== DATA LINES ==

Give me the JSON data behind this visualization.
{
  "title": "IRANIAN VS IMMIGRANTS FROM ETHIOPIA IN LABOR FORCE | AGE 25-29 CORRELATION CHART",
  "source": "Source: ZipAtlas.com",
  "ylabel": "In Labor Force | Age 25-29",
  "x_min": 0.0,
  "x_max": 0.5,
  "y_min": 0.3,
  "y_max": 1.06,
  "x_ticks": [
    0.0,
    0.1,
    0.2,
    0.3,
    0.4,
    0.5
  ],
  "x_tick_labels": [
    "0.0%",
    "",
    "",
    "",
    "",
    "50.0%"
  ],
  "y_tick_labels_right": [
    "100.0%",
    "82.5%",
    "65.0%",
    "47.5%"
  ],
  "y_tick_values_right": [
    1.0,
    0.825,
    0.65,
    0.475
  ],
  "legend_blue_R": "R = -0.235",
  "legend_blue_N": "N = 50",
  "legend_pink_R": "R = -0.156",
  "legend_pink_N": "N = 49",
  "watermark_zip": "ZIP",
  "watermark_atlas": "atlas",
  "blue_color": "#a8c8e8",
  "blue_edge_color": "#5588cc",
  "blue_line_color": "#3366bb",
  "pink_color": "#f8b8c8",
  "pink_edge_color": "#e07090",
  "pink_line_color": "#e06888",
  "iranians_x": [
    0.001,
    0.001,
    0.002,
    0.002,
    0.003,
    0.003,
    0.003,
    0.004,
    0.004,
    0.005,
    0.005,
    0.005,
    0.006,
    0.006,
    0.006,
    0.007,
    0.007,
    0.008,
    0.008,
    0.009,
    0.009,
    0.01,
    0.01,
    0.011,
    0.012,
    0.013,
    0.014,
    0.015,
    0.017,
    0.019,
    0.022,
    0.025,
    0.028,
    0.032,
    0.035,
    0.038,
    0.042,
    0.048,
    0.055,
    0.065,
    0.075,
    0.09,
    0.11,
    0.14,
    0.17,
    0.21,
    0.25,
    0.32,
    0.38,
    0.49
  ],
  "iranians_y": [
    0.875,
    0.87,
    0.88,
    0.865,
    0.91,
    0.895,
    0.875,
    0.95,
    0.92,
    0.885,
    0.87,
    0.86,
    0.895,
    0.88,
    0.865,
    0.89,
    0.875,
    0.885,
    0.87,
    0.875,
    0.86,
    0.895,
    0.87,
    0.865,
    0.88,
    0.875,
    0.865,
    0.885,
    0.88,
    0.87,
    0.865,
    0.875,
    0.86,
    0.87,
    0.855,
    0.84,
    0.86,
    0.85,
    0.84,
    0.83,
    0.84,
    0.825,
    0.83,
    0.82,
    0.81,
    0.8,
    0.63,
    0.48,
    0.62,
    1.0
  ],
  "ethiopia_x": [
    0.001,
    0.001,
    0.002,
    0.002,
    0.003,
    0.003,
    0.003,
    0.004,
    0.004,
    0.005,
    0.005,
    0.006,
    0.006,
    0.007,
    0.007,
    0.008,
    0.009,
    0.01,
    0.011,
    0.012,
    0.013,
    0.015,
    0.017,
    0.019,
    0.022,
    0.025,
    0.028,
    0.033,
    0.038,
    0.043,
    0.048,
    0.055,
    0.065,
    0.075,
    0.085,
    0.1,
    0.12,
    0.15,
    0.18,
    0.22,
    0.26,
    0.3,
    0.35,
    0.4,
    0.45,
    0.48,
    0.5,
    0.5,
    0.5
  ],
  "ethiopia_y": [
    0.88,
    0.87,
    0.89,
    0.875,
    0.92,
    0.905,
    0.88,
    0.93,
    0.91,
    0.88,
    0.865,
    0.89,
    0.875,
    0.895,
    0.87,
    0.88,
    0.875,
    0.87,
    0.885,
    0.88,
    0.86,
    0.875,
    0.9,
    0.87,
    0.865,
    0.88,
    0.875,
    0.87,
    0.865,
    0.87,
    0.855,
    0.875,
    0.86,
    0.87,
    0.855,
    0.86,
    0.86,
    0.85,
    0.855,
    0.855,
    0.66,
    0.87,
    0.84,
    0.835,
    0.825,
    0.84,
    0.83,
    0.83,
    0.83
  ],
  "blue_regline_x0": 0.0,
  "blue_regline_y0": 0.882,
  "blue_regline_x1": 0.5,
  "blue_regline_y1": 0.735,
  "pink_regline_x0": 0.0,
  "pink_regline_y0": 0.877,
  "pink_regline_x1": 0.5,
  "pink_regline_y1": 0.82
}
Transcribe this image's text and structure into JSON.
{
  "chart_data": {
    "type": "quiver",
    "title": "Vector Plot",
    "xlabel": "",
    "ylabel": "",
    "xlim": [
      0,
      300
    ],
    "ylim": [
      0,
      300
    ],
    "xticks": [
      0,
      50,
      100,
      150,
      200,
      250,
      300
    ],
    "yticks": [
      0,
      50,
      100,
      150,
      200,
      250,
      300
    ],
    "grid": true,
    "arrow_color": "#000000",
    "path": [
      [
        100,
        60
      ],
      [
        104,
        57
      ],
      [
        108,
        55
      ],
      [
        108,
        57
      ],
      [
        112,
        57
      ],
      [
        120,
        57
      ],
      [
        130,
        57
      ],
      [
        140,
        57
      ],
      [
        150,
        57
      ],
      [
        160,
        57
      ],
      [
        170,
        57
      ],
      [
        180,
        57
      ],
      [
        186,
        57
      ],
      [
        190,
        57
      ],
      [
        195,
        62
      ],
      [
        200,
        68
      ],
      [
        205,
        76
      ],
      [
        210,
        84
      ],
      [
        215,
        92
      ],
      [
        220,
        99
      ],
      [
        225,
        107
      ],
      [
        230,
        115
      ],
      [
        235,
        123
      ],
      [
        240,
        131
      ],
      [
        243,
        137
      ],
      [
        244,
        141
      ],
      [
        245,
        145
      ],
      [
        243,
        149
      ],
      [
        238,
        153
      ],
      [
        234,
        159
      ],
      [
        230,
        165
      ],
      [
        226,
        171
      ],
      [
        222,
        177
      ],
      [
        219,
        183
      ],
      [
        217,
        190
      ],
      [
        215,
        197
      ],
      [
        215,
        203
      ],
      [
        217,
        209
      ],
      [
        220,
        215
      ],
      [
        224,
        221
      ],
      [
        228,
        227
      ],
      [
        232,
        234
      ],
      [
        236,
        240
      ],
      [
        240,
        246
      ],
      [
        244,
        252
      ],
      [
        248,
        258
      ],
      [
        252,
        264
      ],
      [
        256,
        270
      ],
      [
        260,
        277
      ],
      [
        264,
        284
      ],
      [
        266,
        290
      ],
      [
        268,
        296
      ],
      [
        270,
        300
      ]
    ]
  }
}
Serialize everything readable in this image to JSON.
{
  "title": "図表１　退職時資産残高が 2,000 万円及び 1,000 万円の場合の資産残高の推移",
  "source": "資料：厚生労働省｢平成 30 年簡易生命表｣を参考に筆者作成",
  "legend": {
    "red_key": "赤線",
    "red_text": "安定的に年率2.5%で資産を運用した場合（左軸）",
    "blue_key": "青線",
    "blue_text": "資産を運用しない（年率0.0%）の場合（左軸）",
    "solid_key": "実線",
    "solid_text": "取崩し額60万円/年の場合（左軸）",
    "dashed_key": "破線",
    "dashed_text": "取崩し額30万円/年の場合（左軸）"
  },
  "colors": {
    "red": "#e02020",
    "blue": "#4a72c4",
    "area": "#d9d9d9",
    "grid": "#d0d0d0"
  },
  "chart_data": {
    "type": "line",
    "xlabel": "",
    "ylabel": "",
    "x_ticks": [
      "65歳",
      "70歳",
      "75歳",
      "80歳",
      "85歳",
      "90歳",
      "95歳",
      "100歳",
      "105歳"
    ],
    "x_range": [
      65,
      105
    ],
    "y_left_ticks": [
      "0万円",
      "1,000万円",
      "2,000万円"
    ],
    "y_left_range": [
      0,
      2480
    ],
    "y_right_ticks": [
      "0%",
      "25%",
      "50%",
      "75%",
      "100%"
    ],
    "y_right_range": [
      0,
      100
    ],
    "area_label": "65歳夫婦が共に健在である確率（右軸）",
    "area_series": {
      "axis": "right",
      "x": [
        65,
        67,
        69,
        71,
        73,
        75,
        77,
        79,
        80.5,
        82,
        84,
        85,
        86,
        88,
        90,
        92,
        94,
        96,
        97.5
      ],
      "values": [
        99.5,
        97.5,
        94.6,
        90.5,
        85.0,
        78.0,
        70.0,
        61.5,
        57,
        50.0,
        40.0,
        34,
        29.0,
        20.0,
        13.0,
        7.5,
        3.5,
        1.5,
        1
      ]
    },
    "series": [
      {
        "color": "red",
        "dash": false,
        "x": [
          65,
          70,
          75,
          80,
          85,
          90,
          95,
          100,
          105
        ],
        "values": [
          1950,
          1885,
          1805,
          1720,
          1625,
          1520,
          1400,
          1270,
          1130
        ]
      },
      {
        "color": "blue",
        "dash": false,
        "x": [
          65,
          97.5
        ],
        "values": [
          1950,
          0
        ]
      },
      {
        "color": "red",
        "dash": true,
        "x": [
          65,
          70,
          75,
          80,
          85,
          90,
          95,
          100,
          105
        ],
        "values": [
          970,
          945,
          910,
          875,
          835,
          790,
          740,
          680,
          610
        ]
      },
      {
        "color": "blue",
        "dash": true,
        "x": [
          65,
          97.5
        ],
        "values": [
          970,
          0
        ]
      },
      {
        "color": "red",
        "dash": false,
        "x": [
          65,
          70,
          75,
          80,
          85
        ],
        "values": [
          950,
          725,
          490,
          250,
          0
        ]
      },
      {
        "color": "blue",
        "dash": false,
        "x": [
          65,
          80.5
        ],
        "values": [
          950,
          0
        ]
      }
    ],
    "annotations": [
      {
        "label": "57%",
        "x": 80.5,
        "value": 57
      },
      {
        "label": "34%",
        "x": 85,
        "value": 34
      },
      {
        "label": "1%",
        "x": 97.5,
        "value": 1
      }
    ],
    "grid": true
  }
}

===

*YOUR INSTRUCTIONS*.
Go over the records above and tally each line that includes "JSON". Give the total by itself.

*RESULT FOR THIS TASK*.
3